* Set exercise *
Write out all of the records precisely. Skip anything that is a picture.

* Material supplied *

-.-.-

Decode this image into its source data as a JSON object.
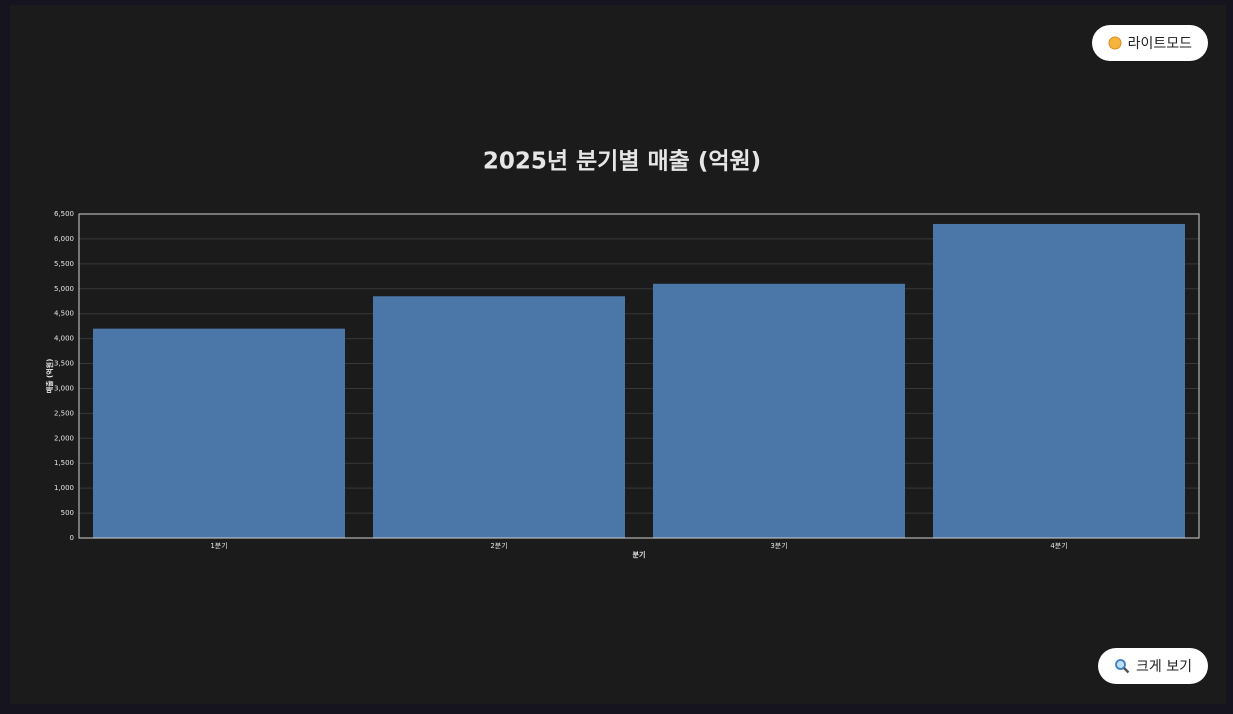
{
  "buttons": {
    "theme": "라이트모드",
    "zoom": "크게 보기"
  },
  "chart_data": {
    "type": "bar",
    "title": "2025년 분기별 매출 (억원)",
    "x_label": "분기",
    "y_label": "매출 (억원)",
    "categories": [
      "1분기",
      "2분기",
      "3분기",
      "4분기"
    ],
    "values": [
      4200,
      4850,
      5100,
      6300
    ],
    "color": "#4a77a8",
    "ylim": [
      0,
      6500
    ],
    "yticks": [
      0,
      500,
      {
        "value": 1000,
        "label": "1,000"
      },
      {
        "value": 1500,
        "label": "1,500"
      },
      {
        "value": 2000,
        "label": "2,000"
      },
      {
        "value": 2500,
        "label": "2,500"
      },
      {
        "value": 3000,
        "label": "3,000"
      },
      {
        "value": 3500,
        "label": "3,500"
      },
      {
        "value": 4000,
        "label": "4,000"
      },
      {
        "value": 4500,
        "label": "4,500"
      },
      {
        "value": 5000,
        "label": "5,000"
      },
      {
        "value": 5500,
        "label": "5,500"
      },
      {
        "value": 6000,
        "label": "6,000"
      },
      {
        "value": 6500,
        "label": "6,500"
      }
    ],
    "grid": true
  }
}
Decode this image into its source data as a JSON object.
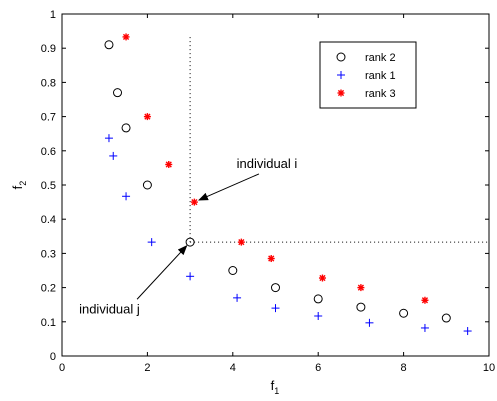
{
  "chart_data": {
    "type": "scatter",
    "title": "",
    "xlabel": "f",
    "xlabel_sub": "1",
    "ylabel": "f",
    "ylabel_sub": "2",
    "xlim": [
      0,
      10
    ],
    "ylim": [
      0,
      1
    ],
    "xticks": [
      0,
      2,
      4,
      6,
      8,
      10
    ],
    "yticks": [
      0,
      0.1,
      0.2,
      0.3,
      0.4,
      0.5,
      0.6,
      0.7,
      0.8,
      0.9,
      1
    ],
    "grid": false,
    "legend_position": "top-right",
    "series": [
      {
        "name": "rank 2",
        "marker": "circle",
        "color": "#000000",
        "x": [
          1.1,
          1.3,
          1.5,
          2.0,
          3.0,
          4.0,
          5.0,
          6.0,
          7.0,
          8.0,
          9.0
        ],
        "y": [
          0.91,
          0.77,
          0.667,
          0.5,
          0.333,
          0.25,
          0.2,
          0.167,
          0.143,
          0.125,
          0.111
        ]
      },
      {
        "name": "rank 1",
        "marker": "plus",
        "color": "#0000ff",
        "x": [
          1.1,
          1.2,
          1.5,
          2.1,
          3.0,
          4.1,
          5.0,
          6.0,
          7.2,
          8.5,
          9.5
        ],
        "y": [
          0.637,
          0.585,
          0.467,
          0.333,
          0.233,
          0.17,
          0.14,
          0.117,
          0.097,
          0.082,
          0.073
        ]
      },
      {
        "name": "rank 3",
        "marker": "asterisk",
        "color": "#ff0000",
        "x": [
          1.5,
          2.0,
          2.5,
          3.1,
          4.2,
          4.9,
          6.1,
          7.0,
          8.5
        ],
        "y": [
          0.933,
          0.7,
          0.56,
          0.45,
          0.333,
          0.285,
          0.228,
          0.2,
          0.163
        ]
      }
    ],
    "reference_lines": [
      {
        "orientation": "vertical",
        "x": 3.0,
        "y_from": 0.333,
        "y_to": 0.94
      },
      {
        "orientation": "horizontal",
        "y": 0.333,
        "x_from": 3.0,
        "x_to": 10.0
      }
    ],
    "annotations": [
      {
        "text": "individual i",
        "point": [
          3.1,
          0.45
        ],
        "text_at": [
          4.8,
          0.55
        ]
      },
      {
        "text": "individual j",
        "point": [
          3.0,
          0.333
        ],
        "text_at": [
          0.4,
          0.125
        ]
      }
    ]
  }
}
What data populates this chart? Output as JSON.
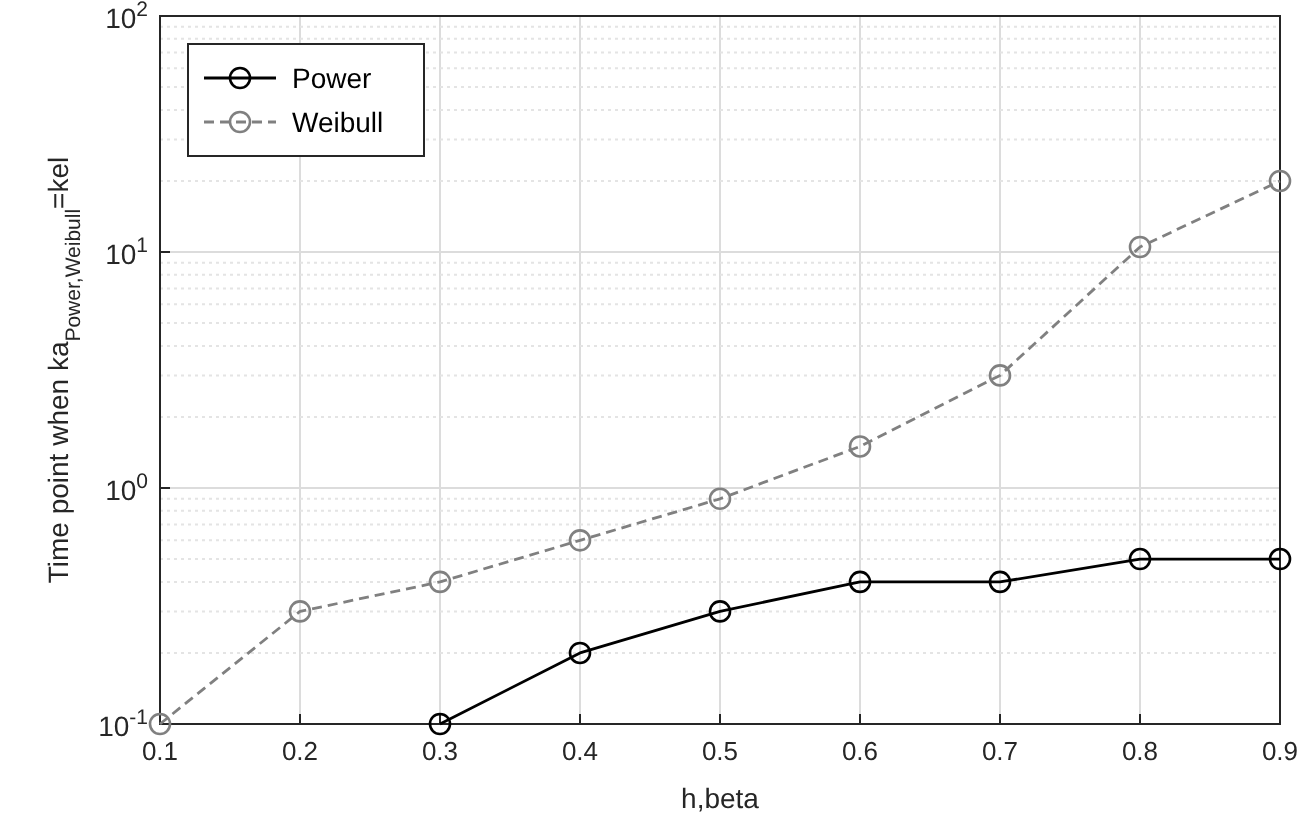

-.-.-

* Result *
Decode this image into its source data as a JSON object.
{
  "buttons": {
    "theme": "라이트모드",
    "zoom": "크게 보기"
  },
  "chart_data": {
    "type": "bar",
    "title": "2025년 분기별 매출 (억원)",
    "x_label": "분기",
    "y_label": "매출 (억원)",
    "categories": [
      "1분기",
      "2분기",
      "3분기",
      "4분기"
    ],
    "values": [
      4200,
      4850,
      5100,
      6300
    ],
    "color": "#4a77a8",
    "ylim": [
      0,
      6500
    ],
    "yticks": [
      0,
      500,
      {
        "value": 1000,
        "label": "1,000"
      },
      {
        "value": 1500,
        "label": "1,500"
      },
      {
        "value": 2000,
        "label": "2,000"
      },
      {
        "value": 2500,
        "label": "2,500"
      },
      {
        "value": 3000,
        "label": "3,000"
      },
      {
        "value": 3500,
        "label": "3,500"
      },
      {
        "value": 4000,
        "label": "4,000"
      },
      {
        "value": 4500,
        "label": "4,500"
      },
      {
        "value": 5000,
        "label": "5,000"
      },
      {
        "value": 5500,
        "label": "5,500"
      },
      {
        "value": 6000,
        "label": "6,000"
      },
      {
        "value": 6500,
        "label": "6,500"
      }
    ],
    "grid": true
  }
}
Decode this image into its source data as a JSON object.
{
  "chart_data": {
    "type": "scatter",
    "title": "",
    "xlabel": "f",
    "xlabel_sub": "1",
    "ylabel": "f",
    "ylabel_sub": "2",
    "xlim": [
      0,
      10
    ],
    "ylim": [
      0,
      1
    ],
    "xticks": [
      0,
      2,
      4,
      6,
      8,
      10
    ],
    "yticks": [
      0,
      0.1,
      0.2,
      0.3,
      0.4,
      0.5,
      0.6,
      0.7,
      0.8,
      0.9,
      1
    ],
    "grid": false,
    "legend_position": "top-right",
    "series": [
      {
        "name": "rank 2",
        "marker": "circle",
        "color": "#000000",
        "x": [
          1.1,
          1.3,
          1.5,
          2.0,
          3.0,
          4.0,
          5.0,
          6.0,
          7.0,
          8.0,
          9.0
        ],
        "y": [
          0.91,
          0.77,
          0.667,
          0.5,
          0.333,
          0.25,
          0.2,
          0.167,
          0.143,
          0.125,
          0.111
        ]
      },
      {
        "name": "rank 1",
        "marker": "plus",
        "color": "#0000ff",
        "x": [
          1.1,
          1.2,
          1.5,
          2.1,
          3.0,
          4.1,
          5.0,
          6.0,
          7.2,
          8.5,
          9.5
        ],
        "y": [
          0.637,
          0.585,
          0.467,
          0.333,
          0.233,
          0.17,
          0.14,
          0.117,
          0.097,
          0.082,
          0.073
        ]
      },
      {
        "name": "rank 3",
        "marker": "asterisk",
        "color": "#ff0000",
        "x": [
          1.5,
          2.0,
          2.5,
          3.1,
          4.2,
          4.9,
          6.1,
          7.0,
          8.5
        ],
        "y": [
          0.933,
          0.7,
          0.56,
          0.45,
          0.333,
          0.285,
          0.228,
          0.2,
          0.163
        ]
      }
    ],
    "reference_lines": [
      {
        "orientation": "vertical",
        "x": 3.0,
        "y_from": 0.333,
        "y_to": 0.94
      },
      {
        "orientation": "horizontal",
        "y": 0.333,
        "x_from": 3.0,
        "x_to": 10.0
      }
    ],
    "annotations": [
      {
        "text": "individual i",
        "point": [
          3.1,
          0.45
        ],
        "text_at": [
          4.8,
          0.55
        ]
      },
      {
        "text": "individual j",
        "point": [
          3.0,
          0.333
        ],
        "text_at": [
          0.4,
          0.125
        ]
      }
    ]
  }
}
What data populates this chart? Output as JSON.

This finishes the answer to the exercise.